◆ **Record list**
——
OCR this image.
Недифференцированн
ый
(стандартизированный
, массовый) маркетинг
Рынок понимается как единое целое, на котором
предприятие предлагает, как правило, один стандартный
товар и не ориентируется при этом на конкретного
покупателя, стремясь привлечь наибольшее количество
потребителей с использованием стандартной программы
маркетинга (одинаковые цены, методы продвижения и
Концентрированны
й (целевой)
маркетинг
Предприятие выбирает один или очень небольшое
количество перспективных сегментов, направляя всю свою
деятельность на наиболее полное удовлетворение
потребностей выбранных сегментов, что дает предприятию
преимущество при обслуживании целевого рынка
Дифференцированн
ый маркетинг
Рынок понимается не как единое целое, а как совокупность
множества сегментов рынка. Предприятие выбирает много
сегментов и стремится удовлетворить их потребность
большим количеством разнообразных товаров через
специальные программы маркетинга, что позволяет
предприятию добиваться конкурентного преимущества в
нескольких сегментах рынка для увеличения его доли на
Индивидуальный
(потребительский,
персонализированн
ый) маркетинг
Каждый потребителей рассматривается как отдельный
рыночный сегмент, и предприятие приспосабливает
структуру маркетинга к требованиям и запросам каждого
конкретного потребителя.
——
◆ **What the exercise asks**
Return all lines containing "конкретного".

◆ **Right answer**
товар и не ориентируется при этом на конкретного
конкретного потребителя.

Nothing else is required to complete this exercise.